Problem to work on:
Locate and copy all lines bearing the word "Wundertüte".

____________

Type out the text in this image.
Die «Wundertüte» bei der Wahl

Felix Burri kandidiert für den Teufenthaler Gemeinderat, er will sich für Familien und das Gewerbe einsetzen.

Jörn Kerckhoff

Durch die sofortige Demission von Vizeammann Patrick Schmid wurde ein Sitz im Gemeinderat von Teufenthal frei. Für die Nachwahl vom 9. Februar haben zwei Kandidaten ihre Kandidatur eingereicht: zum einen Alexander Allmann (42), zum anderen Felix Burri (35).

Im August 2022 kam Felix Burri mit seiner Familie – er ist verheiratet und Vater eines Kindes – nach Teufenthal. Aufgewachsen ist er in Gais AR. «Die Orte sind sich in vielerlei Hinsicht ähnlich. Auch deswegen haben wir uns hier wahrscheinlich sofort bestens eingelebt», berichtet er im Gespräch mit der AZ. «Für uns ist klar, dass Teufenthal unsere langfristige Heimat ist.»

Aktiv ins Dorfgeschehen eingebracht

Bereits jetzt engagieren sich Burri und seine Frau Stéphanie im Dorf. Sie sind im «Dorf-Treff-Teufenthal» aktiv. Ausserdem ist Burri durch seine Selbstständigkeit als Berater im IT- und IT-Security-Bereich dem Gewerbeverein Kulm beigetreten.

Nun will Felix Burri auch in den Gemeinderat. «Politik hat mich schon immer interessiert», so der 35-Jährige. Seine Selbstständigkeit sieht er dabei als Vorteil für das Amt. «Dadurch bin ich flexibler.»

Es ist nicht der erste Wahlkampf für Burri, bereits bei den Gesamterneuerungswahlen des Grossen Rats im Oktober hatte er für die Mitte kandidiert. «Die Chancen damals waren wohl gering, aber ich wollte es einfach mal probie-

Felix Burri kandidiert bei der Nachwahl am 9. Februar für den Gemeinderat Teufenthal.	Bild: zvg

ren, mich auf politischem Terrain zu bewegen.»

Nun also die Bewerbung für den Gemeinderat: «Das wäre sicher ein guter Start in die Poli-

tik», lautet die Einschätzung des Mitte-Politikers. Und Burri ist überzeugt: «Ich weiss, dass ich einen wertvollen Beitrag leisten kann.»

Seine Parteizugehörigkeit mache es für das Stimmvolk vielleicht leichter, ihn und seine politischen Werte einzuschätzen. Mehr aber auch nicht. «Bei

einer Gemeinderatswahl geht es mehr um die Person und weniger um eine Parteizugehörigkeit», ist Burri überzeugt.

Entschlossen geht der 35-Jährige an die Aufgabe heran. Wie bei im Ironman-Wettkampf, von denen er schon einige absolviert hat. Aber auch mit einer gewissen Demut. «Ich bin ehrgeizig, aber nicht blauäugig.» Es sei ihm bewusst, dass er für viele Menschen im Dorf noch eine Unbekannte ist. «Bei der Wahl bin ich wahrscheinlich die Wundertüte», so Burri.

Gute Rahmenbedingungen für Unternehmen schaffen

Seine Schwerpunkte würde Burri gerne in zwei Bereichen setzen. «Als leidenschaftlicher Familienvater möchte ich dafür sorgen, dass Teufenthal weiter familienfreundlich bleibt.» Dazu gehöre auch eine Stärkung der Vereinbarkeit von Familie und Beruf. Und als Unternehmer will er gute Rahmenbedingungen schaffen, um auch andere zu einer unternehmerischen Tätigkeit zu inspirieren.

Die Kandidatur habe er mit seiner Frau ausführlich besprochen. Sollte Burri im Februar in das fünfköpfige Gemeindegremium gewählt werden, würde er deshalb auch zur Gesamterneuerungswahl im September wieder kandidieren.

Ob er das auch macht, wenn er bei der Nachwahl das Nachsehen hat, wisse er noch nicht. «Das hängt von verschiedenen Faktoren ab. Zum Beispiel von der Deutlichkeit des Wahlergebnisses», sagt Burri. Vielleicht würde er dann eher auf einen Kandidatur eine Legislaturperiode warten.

____________

Expected answer:
Die «Wundertüte» bei der Wahl
Entschlossen geht der 35-Jährige an die Aufgabe heran. Wie bei im Ironman-Wettkampf, von denen er schon einige absolviert hat. Aber auch mit einer gewissen Demut. «Ich bin ehrgeizig, aber nicht blauäugig.» Es sei ihm bewusst, dass er für viele Menschen im Dorf noch eine Unbekannte ist. «Bei der Wahl bin ich wahrscheinlich die Wundertüte», so Burri.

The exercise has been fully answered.